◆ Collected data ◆

+---+

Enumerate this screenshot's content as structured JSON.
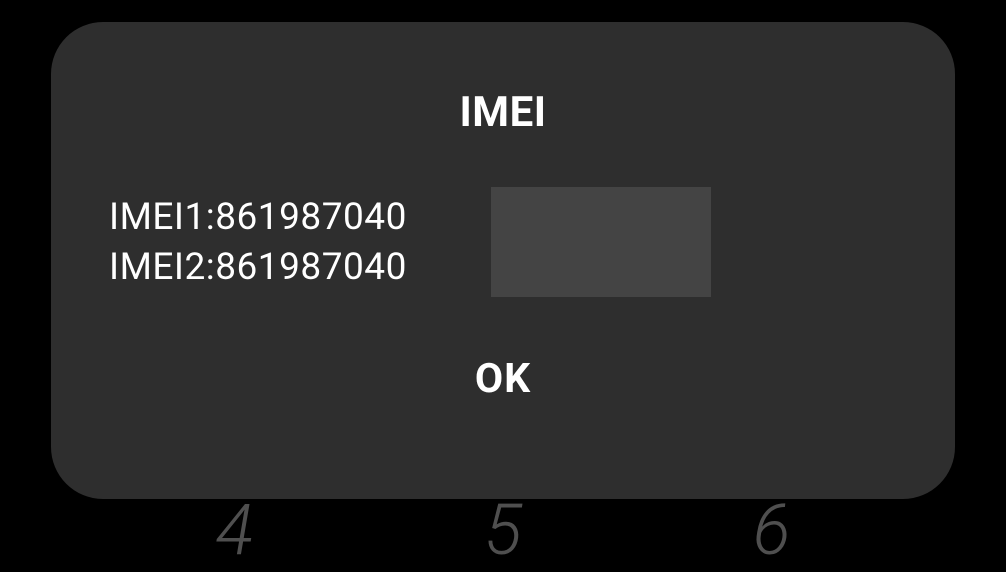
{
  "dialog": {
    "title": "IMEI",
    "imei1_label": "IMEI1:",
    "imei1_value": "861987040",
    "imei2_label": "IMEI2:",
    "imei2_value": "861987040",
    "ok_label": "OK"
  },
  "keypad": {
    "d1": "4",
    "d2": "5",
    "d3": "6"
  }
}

+---+

◆ What you have to do ◆
Repeat the records in full, exactly as they appear, without the pictures.

◆ Answer to the exercise ◆
Enumerate this screenshot's content as structured JSON.
{
  "dialog": {
    "title": "IMEI",
    "imei1_label": "IMEI1:",
    "imei1_value": "861987040",
    "imei2_label": "IMEI2:",
    "imei2_value": "861987040",
    "ok_label": "OK"
  },
  "keypad": {
    "d1": "4",
    "d2": "5",
    "d3": "6"
  }
}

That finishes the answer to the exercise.